Wherever a line in the data below holds "vadeli", copy that line.

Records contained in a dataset

>> BEGIN

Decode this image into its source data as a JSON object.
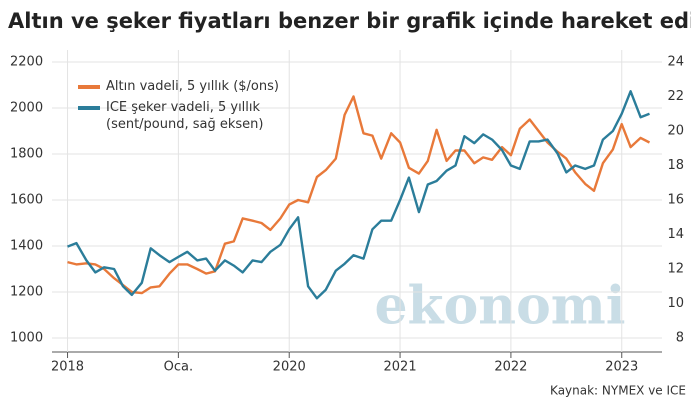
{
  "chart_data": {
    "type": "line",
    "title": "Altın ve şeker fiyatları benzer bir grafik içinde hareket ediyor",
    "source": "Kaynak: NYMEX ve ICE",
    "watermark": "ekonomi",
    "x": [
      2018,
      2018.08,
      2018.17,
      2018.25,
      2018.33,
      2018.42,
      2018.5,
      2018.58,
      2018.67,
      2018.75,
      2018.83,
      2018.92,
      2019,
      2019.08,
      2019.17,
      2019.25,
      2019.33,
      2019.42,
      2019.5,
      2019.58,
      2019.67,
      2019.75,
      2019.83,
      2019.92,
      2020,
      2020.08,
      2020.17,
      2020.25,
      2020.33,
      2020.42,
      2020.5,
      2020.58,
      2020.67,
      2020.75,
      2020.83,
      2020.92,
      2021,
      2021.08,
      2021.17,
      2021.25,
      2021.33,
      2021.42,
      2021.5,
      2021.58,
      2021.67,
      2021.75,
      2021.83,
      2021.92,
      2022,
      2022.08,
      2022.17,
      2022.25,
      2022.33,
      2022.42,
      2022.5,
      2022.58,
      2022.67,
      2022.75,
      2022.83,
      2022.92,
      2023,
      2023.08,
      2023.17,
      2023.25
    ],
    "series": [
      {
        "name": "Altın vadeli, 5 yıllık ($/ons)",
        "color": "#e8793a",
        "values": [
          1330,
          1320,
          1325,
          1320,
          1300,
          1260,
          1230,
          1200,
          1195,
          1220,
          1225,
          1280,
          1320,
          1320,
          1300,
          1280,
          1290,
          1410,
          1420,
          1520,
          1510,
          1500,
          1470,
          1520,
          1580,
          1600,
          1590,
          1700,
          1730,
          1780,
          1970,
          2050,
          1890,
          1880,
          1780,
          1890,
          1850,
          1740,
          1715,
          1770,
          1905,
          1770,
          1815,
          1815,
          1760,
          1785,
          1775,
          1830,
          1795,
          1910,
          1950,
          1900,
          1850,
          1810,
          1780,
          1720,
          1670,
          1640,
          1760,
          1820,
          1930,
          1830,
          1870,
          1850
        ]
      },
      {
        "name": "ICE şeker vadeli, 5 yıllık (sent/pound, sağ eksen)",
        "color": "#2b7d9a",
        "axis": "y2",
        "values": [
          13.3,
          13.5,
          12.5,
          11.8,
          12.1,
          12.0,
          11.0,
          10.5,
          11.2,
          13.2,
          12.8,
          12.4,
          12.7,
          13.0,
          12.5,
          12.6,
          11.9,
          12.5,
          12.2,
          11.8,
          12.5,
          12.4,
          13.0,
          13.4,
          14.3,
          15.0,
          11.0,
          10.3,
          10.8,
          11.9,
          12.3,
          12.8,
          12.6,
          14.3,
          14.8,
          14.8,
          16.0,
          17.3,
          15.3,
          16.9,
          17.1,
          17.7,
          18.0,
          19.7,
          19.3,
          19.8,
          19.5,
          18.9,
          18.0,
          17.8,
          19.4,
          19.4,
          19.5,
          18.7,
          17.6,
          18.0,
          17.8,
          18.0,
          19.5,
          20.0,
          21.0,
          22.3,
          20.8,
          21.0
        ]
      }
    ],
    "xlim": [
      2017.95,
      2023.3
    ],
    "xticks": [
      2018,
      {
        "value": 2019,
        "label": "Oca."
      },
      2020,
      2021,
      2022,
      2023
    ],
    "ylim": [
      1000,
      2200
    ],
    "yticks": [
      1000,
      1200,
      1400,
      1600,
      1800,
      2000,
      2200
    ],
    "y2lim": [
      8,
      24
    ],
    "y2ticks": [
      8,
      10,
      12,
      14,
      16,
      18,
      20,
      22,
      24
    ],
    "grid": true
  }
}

>> END
>> BEGIN

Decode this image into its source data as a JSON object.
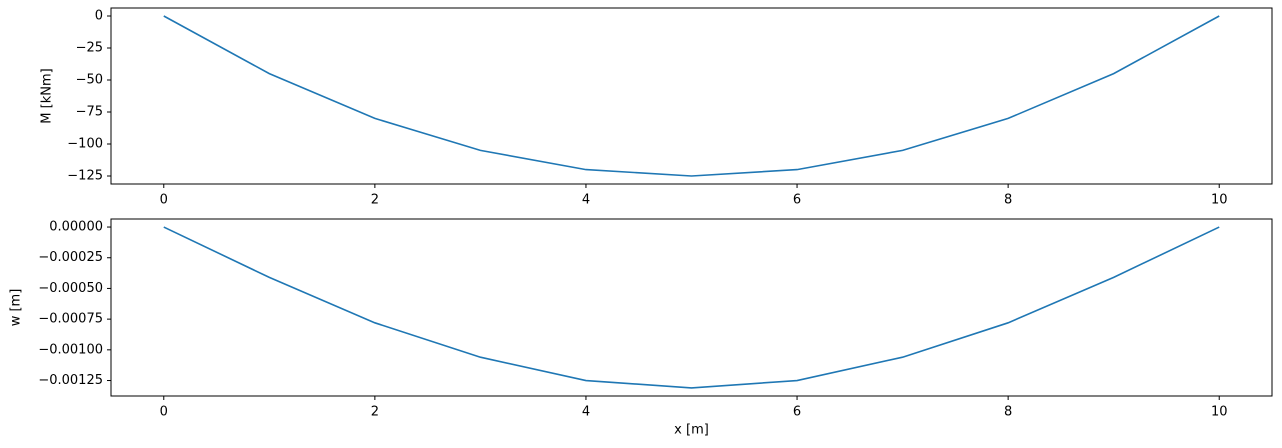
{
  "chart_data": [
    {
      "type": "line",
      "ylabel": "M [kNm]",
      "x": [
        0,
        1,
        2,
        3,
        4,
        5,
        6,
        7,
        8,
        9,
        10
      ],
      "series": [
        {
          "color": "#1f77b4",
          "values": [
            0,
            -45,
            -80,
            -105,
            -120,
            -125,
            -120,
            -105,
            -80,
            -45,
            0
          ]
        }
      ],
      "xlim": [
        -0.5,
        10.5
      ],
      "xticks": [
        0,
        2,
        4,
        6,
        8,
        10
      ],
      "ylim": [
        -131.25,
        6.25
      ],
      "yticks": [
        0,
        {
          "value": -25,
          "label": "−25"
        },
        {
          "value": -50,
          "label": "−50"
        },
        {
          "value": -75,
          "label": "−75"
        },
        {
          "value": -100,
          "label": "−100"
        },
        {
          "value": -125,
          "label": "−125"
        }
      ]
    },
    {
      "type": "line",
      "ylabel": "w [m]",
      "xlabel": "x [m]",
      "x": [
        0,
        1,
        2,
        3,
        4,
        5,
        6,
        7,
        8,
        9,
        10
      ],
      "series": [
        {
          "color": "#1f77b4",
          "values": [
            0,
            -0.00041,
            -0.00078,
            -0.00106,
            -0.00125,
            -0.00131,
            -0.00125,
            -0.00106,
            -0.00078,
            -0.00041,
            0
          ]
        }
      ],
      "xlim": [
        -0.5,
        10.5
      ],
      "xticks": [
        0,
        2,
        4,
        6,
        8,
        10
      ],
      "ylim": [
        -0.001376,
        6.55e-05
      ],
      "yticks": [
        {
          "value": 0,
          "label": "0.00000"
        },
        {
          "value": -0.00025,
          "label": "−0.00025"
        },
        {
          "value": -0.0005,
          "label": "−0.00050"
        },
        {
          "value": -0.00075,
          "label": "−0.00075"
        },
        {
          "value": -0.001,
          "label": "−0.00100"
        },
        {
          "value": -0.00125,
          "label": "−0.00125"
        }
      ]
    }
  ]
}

>> END

▶ [The response]
        "name": "Altın vadeli, 5 yıllık ($/ons)",
        "name": "ICE şeker vadeli, 5 yıllık (sent/pound, sağ eksen)",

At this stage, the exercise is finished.